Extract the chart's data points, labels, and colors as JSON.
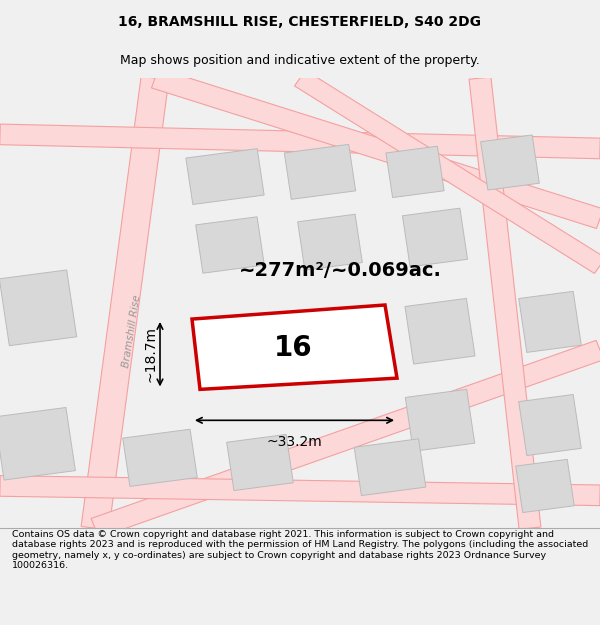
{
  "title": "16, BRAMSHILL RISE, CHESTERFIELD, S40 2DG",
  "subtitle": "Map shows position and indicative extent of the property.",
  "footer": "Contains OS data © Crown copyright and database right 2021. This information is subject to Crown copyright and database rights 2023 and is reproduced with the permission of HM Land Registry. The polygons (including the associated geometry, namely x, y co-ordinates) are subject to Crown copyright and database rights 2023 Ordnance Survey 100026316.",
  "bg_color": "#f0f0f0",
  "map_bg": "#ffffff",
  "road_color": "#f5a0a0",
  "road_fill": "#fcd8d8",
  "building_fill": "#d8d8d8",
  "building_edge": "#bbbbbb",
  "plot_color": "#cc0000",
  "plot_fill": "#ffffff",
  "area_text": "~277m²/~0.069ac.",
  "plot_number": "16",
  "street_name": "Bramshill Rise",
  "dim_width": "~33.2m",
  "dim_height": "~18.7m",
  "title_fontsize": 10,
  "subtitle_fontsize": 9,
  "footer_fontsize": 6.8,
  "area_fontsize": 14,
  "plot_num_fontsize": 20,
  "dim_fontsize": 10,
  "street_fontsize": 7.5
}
---
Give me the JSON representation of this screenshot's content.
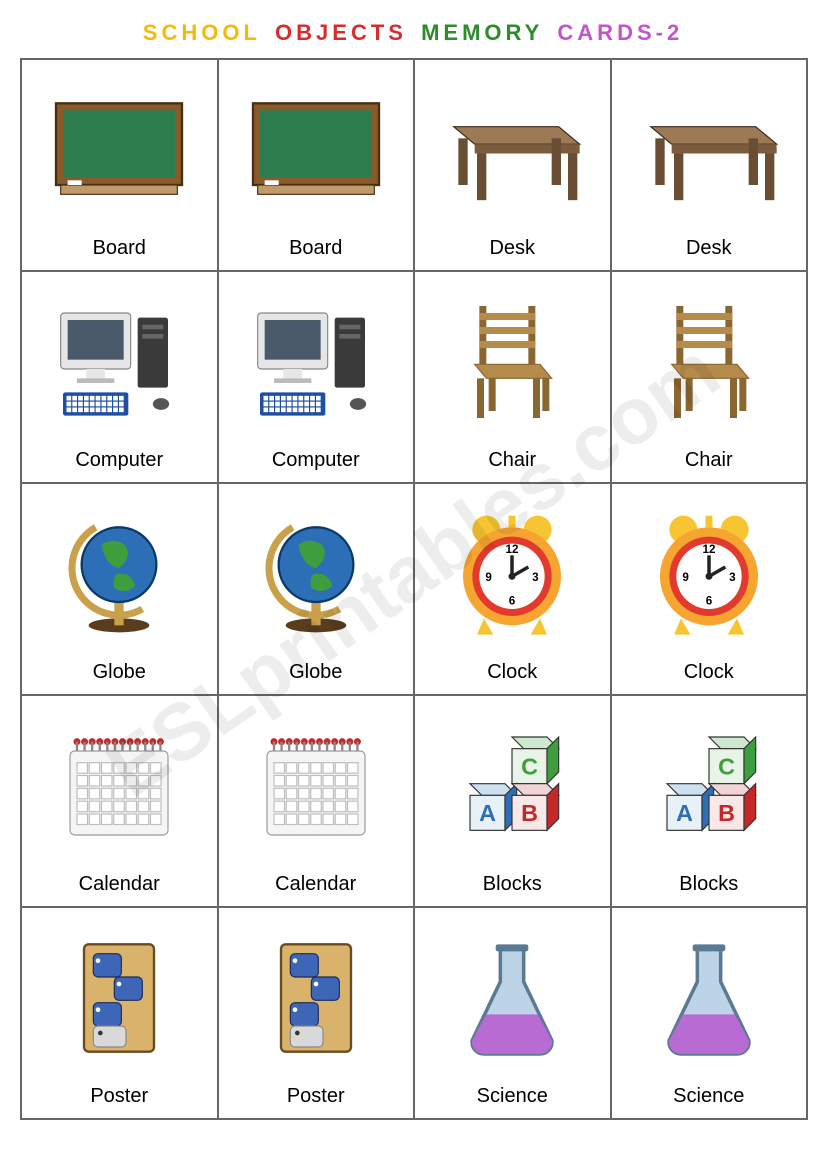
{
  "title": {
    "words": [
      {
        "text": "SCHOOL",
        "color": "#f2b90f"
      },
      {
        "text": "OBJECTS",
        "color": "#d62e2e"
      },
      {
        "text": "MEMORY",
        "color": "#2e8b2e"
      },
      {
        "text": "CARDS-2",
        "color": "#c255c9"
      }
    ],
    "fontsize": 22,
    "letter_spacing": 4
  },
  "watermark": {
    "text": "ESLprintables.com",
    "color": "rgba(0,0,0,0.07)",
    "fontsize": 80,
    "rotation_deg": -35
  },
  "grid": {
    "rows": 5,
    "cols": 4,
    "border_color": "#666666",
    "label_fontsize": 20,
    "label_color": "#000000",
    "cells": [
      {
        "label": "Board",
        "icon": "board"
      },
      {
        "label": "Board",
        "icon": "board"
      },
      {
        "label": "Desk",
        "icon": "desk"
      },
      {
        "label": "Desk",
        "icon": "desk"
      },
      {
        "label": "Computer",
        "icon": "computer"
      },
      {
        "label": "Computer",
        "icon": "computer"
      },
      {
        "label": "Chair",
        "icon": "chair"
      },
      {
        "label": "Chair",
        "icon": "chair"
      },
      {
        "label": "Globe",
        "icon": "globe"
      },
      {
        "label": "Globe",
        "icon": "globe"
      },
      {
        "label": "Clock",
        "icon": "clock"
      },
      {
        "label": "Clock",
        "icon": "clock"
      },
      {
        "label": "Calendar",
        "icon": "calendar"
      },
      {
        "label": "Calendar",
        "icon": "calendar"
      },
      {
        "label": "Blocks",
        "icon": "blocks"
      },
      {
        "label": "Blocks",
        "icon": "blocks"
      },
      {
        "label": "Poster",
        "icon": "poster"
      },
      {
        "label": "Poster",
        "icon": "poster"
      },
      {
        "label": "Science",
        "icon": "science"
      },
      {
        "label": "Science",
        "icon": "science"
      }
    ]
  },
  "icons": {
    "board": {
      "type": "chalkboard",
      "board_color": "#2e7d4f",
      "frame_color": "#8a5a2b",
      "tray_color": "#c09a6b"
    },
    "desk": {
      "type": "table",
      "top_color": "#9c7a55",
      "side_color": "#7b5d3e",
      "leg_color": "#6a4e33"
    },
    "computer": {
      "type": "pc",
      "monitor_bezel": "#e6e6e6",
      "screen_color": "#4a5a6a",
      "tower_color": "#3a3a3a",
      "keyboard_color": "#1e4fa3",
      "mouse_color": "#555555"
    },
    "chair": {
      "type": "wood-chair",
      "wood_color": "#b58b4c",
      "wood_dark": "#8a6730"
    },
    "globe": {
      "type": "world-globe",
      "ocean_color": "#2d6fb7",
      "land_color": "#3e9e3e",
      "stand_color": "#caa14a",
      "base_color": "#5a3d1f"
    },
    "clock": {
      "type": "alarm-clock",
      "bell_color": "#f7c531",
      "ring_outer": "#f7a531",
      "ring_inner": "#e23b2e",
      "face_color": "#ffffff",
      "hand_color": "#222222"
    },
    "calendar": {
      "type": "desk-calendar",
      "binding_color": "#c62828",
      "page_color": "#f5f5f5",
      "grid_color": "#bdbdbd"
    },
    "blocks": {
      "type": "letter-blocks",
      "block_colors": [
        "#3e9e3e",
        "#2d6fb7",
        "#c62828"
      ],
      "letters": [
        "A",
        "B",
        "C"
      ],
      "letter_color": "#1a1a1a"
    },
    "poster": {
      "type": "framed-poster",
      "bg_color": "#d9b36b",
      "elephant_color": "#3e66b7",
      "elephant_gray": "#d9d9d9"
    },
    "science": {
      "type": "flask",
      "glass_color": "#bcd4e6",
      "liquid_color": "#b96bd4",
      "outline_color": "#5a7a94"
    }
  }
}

## Brief:
Check each line of the records above for "JSON", and copy those that have it.

## Task output:
Extract the chart's data points, labels, and colors as JSON.
Give me the JSON representation of this screenshot's content.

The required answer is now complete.